PROVIDED TEXT:
Start
It is now one hundred and ten years since passage of the first eugenics law, in Indiana in 1907. The law would open a door to similar legislation across the United States, culminating ultimately in the horrors of Nazi Germany.

Indiana directed mandatory sterilization against “confirmed criminals,” “imbeciles,” “idiots,” and others, including those identified as suffering from mental illness. Many of the targeted individuals were not at all identifiable as “defective,” other than to the scientific experts of the time. On a fascinating and substantive episode of ID the Future, Center for Science & Culture associate director John West reviews the tragic history of eugenic pseudoscience, from Darwin to Hitler.

Download the episode here, or listen to it here.

Eugenics was the scientific “consensus,” the mainstream science, of its day. It was wreathed in academic prestige, with proponents at the best research universities. Its chief opponents were clergy and other religious activists, then as now dismissed by sophisticated opinion as naïve or worse. Only the chastening lesson of the Holocaust, itself an exercise in eugenics-inspired mass murder, finally discredited the idea in the eyes of most respectable people.
End
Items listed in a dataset
Start
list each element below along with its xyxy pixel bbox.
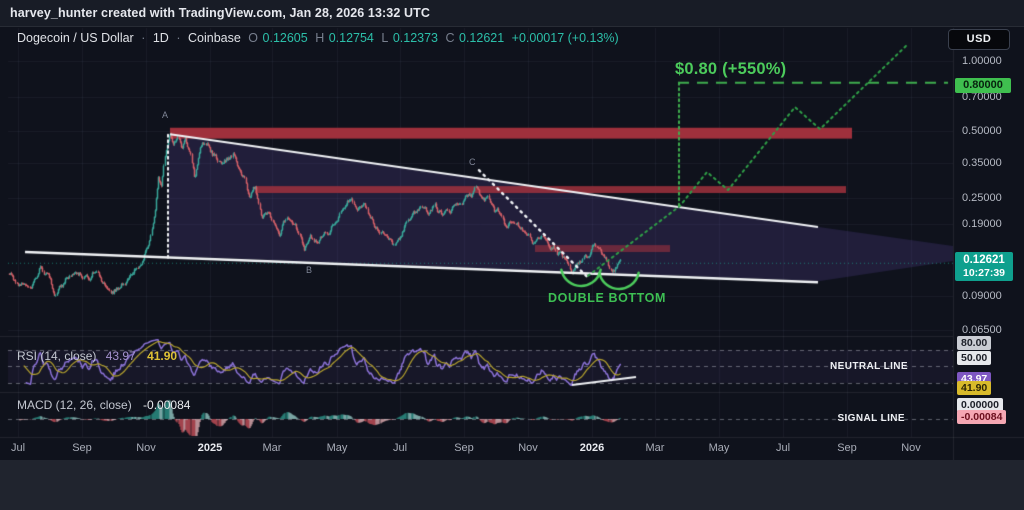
wave-letter-label: C bbox=[469, 157, 476, 167]
interval-label[interactable]: 1D bbox=[153, 31, 169, 45]
macd-value: -0.00084 bbox=[143, 398, 190, 412]
rsi-ma-value: 41.90 bbox=[147, 349, 177, 363]
double-bottom-annotation[interactable]: DOUBLE BOTTOM bbox=[548, 291, 666, 305]
legend-separator: · bbox=[141, 31, 145, 45]
low-value: 0.12373 bbox=[393, 31, 438, 45]
time-tick-label: May bbox=[317, 442, 357, 454]
time-tick-label: Nov bbox=[126, 442, 166, 454]
time-tick-label: Sep bbox=[444, 442, 484, 454]
symbol-legend: Dogecoin / US Dollar · 1D · Coinbase O 0… bbox=[17, 31, 623, 46]
current-price-countdown: 10:27:39 bbox=[955, 267, 1013, 280]
rsi-title[interactable]: RSI (14, close) bbox=[17, 349, 96, 363]
symbol-name[interactable]: Dogecoin / US Dollar bbox=[17, 31, 134, 45]
time-tick-label: May bbox=[699, 442, 739, 454]
tradingview-share-image: harvey_hunter created with TradingView.c… bbox=[0, 0, 1024, 510]
macd-legend: MACD (12, 26, close) -0.00084 bbox=[17, 398, 190, 412]
legend-separator: · bbox=[176, 31, 180, 45]
price-target-annotation[interactable]: $0.80 (+550%) bbox=[675, 60, 786, 79]
close-value: 0.12621 bbox=[459, 31, 504, 45]
attribution-text: harvey_hunter created with TradingView.c… bbox=[10, 6, 430, 20]
price-chart-canvas[interactable] bbox=[0, 0, 1024, 510]
time-tick-label: Jul bbox=[380, 442, 420, 454]
open-value: 0.12605 bbox=[263, 31, 308, 45]
change-value: +0.00017 (+0.13%) bbox=[512, 31, 619, 45]
current-price-label: 0.1262110:27:39 bbox=[955, 252, 1013, 281]
time-tick-label: 2026 bbox=[572, 442, 612, 454]
time-tick-label: Sep bbox=[62, 442, 102, 454]
currency-toggle-button[interactable]: USD bbox=[948, 29, 1010, 50]
current-price-value: 0.12621 bbox=[955, 253, 1013, 267]
time-tick-label: 2025 bbox=[190, 442, 230, 454]
rsi-legend: RSI (14, close) 43.97 41.90 bbox=[17, 349, 177, 363]
time-tick-label: Mar bbox=[635, 442, 675, 454]
price-tick-label: 0.25000 bbox=[962, 192, 1002, 204]
indicator-axis-label: -0.00084 bbox=[957, 410, 1006, 424]
time-tick-label: Jul bbox=[0, 442, 38, 454]
bottom-bar: TradingView bbox=[0, 460, 1024, 510]
high-value: 0.12754 bbox=[329, 31, 374, 45]
price-tick-label: 0.06500 bbox=[962, 324, 1002, 336]
time-tick-label: Nov bbox=[508, 442, 548, 454]
indicator-axis-label: 80.00 bbox=[957, 336, 991, 350]
time-tick-label: Nov bbox=[891, 442, 931, 454]
time-tick-label: Sep bbox=[827, 442, 867, 454]
price-tick-label: 0.19000 bbox=[962, 218, 1002, 230]
macd-title[interactable]: MACD (12, 26, close) bbox=[17, 398, 132, 412]
time-tick-label: Jul bbox=[763, 442, 803, 454]
price-tick-label: 0.50000 bbox=[962, 125, 1002, 137]
wave-letter-label: B bbox=[306, 265, 312, 275]
time-tick-label: Mar bbox=[252, 442, 292, 454]
signal-line-annotation[interactable]: SIGNAL LINE bbox=[837, 413, 905, 424]
open-label: O bbox=[248, 31, 258, 45]
price-tick-label: 0.09000 bbox=[962, 290, 1002, 302]
target-price-label: 0.80000 bbox=[955, 78, 1011, 93]
exchange-label: Coinbase bbox=[188, 31, 241, 45]
indicator-axis-label: 41.90 bbox=[957, 381, 991, 395]
low-label: L bbox=[381, 31, 388, 45]
indicator-axis-label: 50.00 bbox=[957, 351, 991, 365]
close-label: C bbox=[445, 31, 454, 45]
price-tick-label: 0.35000 bbox=[962, 157, 1002, 169]
high-label: H bbox=[315, 31, 324, 45]
attribution-bar: harvey_hunter created with TradingView.c… bbox=[0, 0, 1024, 27]
wave-letter-label: A bbox=[162, 110, 168, 120]
rsi-value: 43.97 bbox=[106, 349, 136, 363]
price-tick-label: 1.00000 bbox=[962, 55, 1002, 67]
neutral-line-annotation[interactable]: NEUTRAL LINE bbox=[830, 361, 908, 372]
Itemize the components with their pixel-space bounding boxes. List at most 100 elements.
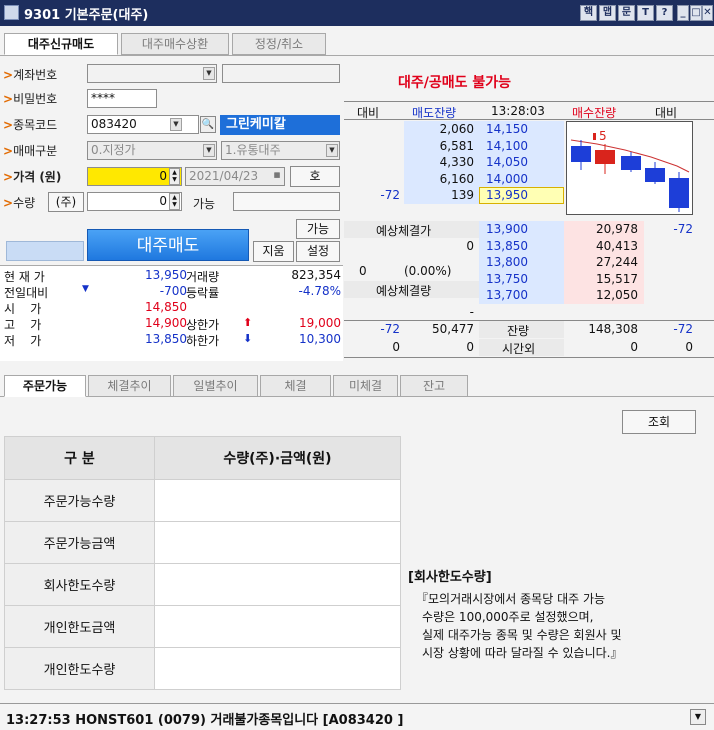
short-sell-status: 대주/공매도 불가능	[398, 75, 512, 91]
tab-bottom-4[interactable]: 미체결	[333, 375, 398, 397]
loan-type-select[interactable]: 1.유통대주 ▼	[221, 141, 340, 160]
row-label: 주문가능수량	[4, 479, 155, 522]
ask-price[interactable]: 14,050	[486, 155, 528, 169]
account-name-field	[222, 64, 340, 83]
price-info-value2: 10,300	[299, 332, 341, 346]
account-label: >계좌번호	[3, 68, 58, 82]
account-input[interactable]: ▼	[87, 64, 217, 83]
settings-button[interactable]: 설정	[296, 241, 340, 262]
price-info-value2: 823,354	[291, 268, 341, 282]
help-icon[interactable]: ?	[656, 5, 673, 21]
ask-price[interactable]: 14,000	[486, 172, 528, 186]
search-icon[interactable]: 🔍	[200, 116, 216, 133]
tab-bottom-1[interactable]: 체결추이	[88, 375, 171, 397]
minimize-icon[interactable]: _	[677, 5, 689, 21]
ask-remain[interactable]: 6,581	[404, 139, 474, 153]
bid-remain-header: 매수잔량	[572, 106, 617, 120]
map-icon[interactable]: 맵	[599, 5, 616, 21]
tab-short-buy-repay[interactable]: 대주매수상환	[121, 33, 229, 55]
quote-bottom-border	[344, 357, 714, 358]
price-info-label: 전일대비	[4, 286, 49, 300]
table-row: 회사한도수량	[4, 563, 401, 606]
status-bar: 13:27:53 HONST601 (0079) 거래불가종목입니다 [A083…	[0, 703, 714, 730]
after-bid: 0	[630, 340, 638, 354]
up-arrow-icon: ⬆	[243, 316, 253, 329]
row-value	[154, 563, 401, 606]
bid-remain[interactable]: 15,517	[566, 272, 638, 286]
ask-remain-header: 매도잔량	[412, 106, 457, 120]
expected-vol-label: 예상체결량	[376, 284, 432, 298]
bid-price[interactable]: 13,900	[486, 222, 528, 236]
price-info-value: 14,850	[145, 300, 187, 314]
date-field[interactable]: 2021/04/23 ▦	[185, 167, 285, 186]
tab-bottom-3[interactable]: 체결	[260, 375, 331, 397]
tab-modify-cancel[interactable]: 정정/취소	[232, 33, 326, 55]
expected-vol-value: -	[469, 305, 474, 319]
query-button[interactable]: 조회	[622, 410, 696, 434]
trade-type-select[interactable]: 0.지정가 ▼	[87, 141, 217, 160]
ask-diff: -72	[380, 188, 400, 203]
stock-code-input[interactable]: 083420 ▼	[87, 115, 199, 134]
price-info-label2: 등락률	[186, 286, 220, 300]
price-info-value: -700	[159, 284, 187, 298]
ask-remain[interactable]: 4,330	[404, 155, 474, 169]
price-info-value: 14,900	[145, 316, 187, 330]
stock-code-label: >종목코드	[3, 118, 58, 132]
note-text: 『모의거래시장에서 종목당 대주 가능 수량은 100,000주로 설정했으며,…	[416, 592, 623, 660]
ask-remain[interactable]: 139	[404, 188, 474, 202]
avail-button[interactable]: 가능	[296, 219, 340, 239]
bid-price[interactable]: 13,700	[486, 288, 528, 302]
bid-remain[interactable]: 20,978	[566, 222, 638, 236]
bid-remain[interactable]: 12,050	[566, 288, 638, 302]
ask-price[interactable]: 13,950	[486, 188, 528, 202]
password-label: >비밀번호	[3, 92, 58, 106]
diff2-header: 대비	[655, 106, 678, 120]
price-label: >가격 (원)	[3, 170, 62, 184]
down-arrow-icon: ⬇	[243, 332, 253, 345]
short-sell-button[interactable]: 대주매도	[87, 229, 249, 261]
text-icon[interactable]: T	[637, 5, 654, 21]
price-stepper[interactable]: ▲ ▼	[169, 168, 180, 185]
tab-bottom-2[interactable]: 일별추이	[173, 375, 258, 397]
tab-short-sell-new[interactable]: 대주신규매도	[4, 33, 118, 55]
tab-bottom-0[interactable]: 주문가능	[4, 375, 86, 397]
ask-price[interactable]: 14,100	[486, 139, 528, 153]
tab-divider	[0, 55, 714, 56]
title-bar: 9301 기본주문(대주) 핵 맵 문 T ? _ □ ✕	[0, 0, 714, 26]
price-info-label: 현 재 가	[4, 270, 45, 284]
print-icon[interactable]: 문	[618, 5, 635, 21]
qty-unit-button[interactable]: (주)	[48, 192, 84, 212]
qty-stepper[interactable]: ▲ ▼	[169, 193, 180, 210]
bid-remain[interactable]: 27,244	[566, 255, 638, 269]
ask-price[interactable]: 14,150	[486, 122, 528, 136]
table-row: 개인한도금액	[4, 605, 401, 648]
row-label: 개인한도금액	[4, 605, 155, 648]
bid-price[interactable]: 13,850	[486, 239, 528, 253]
table-row: 개인한도수량	[4, 647, 401, 690]
window-icon	[4, 5, 19, 20]
mini-chart: 5	[566, 121, 693, 215]
ask-remain[interactable]: 2,060	[404, 122, 474, 136]
qty-input[interactable]: 0	[87, 192, 182, 211]
clear-button[interactable]: 지움	[253, 241, 294, 262]
chevron-down-icon[interactable]: ▼	[690, 709, 706, 725]
ask-remain[interactable]: 6,160	[404, 172, 474, 186]
password-field[interactable]: ****	[87, 89, 157, 108]
quote-price-button[interactable]: 호	[290, 166, 340, 187]
expected-rate: (0.00%)	[404, 264, 452, 278]
bid-diff: -72	[673, 222, 693, 236]
tab-bottom-5[interactable]: 잔고	[400, 375, 468, 397]
close-icon[interactable]: ✕	[702, 5, 713, 21]
bid-price[interactable]: 13,750	[486, 272, 528, 286]
price-info-label: 시 가	[4, 302, 42, 316]
price-info-value: 13,850	[145, 332, 187, 346]
avail-qty-field	[233, 192, 340, 211]
after-ask-diff: 0	[392, 340, 400, 354]
maximize-icon[interactable]: □	[690, 5, 702, 21]
price-info-value: 13,950	[145, 268, 187, 282]
bid-price[interactable]: 13,800	[486, 255, 528, 269]
bid-remain[interactable]: 40,413	[566, 239, 638, 253]
row-value	[154, 647, 401, 690]
pin-icon[interactable]: 핵	[580, 5, 597, 21]
price-input[interactable]: 0	[87, 167, 182, 186]
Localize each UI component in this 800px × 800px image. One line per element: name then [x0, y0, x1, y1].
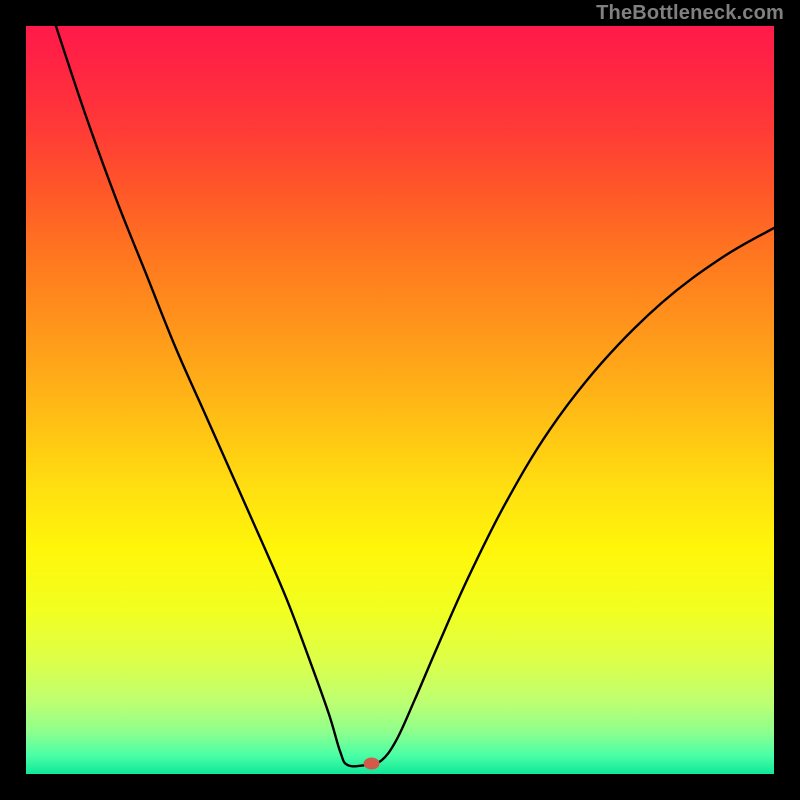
- watermark-text: TheBottleneck.com: [596, 2, 784, 25]
- gradient-background: [26, 26, 774, 774]
- plot-area: [26, 26, 774, 774]
- optimum-marker: [364, 758, 380, 770]
- bottleneck-chart: [26, 26, 774, 774]
- chart-container: TheBottleneck.com: [0, 0, 800, 800]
End
GIVEN TASK 1: Identify each line of the records that contains the string "remain", paying attention to case, and copy those lines.
GIVEN TASK 2: Extend the text on the history of eugenics, picking up right after its final sentence.

OUTPUT 1:
ask-remain[interactable]: 6,581	[404, 139, 474, 153]
bid-remain-header: 매수잔량	[572, 106, 617, 120]
bid-remain[interactable]: 15,517	[566, 272, 638, 286]
ask-remain-header: 매도잔량	[412, 106, 457, 120]
ask-remain[interactable]: 4,330	[404, 155, 474, 169]
ask-remain[interactable]: 139	[404, 188, 474, 202]
bid-remain[interactable]: 20,978	[566, 222, 638, 236]
bid-remain[interactable]: 12,050	[566, 288, 638, 302]
bid-remain[interactable]: 27,244	[566, 255, 638, 269]
ask-remain[interactable]: 2,060	[404, 122, 474, 136]
ask-remain[interactable]: 6,160	[404, 172, 474, 186]
bid-remain[interactable]: 40,413	[566, 239, 638, 253]

OUTPUT 2:
Dr. West draws several conclusions. One is that the scientific “consensus” can be dead wrong, and dangerously so. Another is that open debate, rather than passively accepting whatever is claimed in the name of science, is a crucial defense for truth and against injustice. A third is the necessity of resisting the lure of scientism, the mistaken belief that scientists at any given moment know best in all matters.

Photo credit: Gbauer8946 (Own work) [CC BY-SA 3.0], via Wikimedia Commons.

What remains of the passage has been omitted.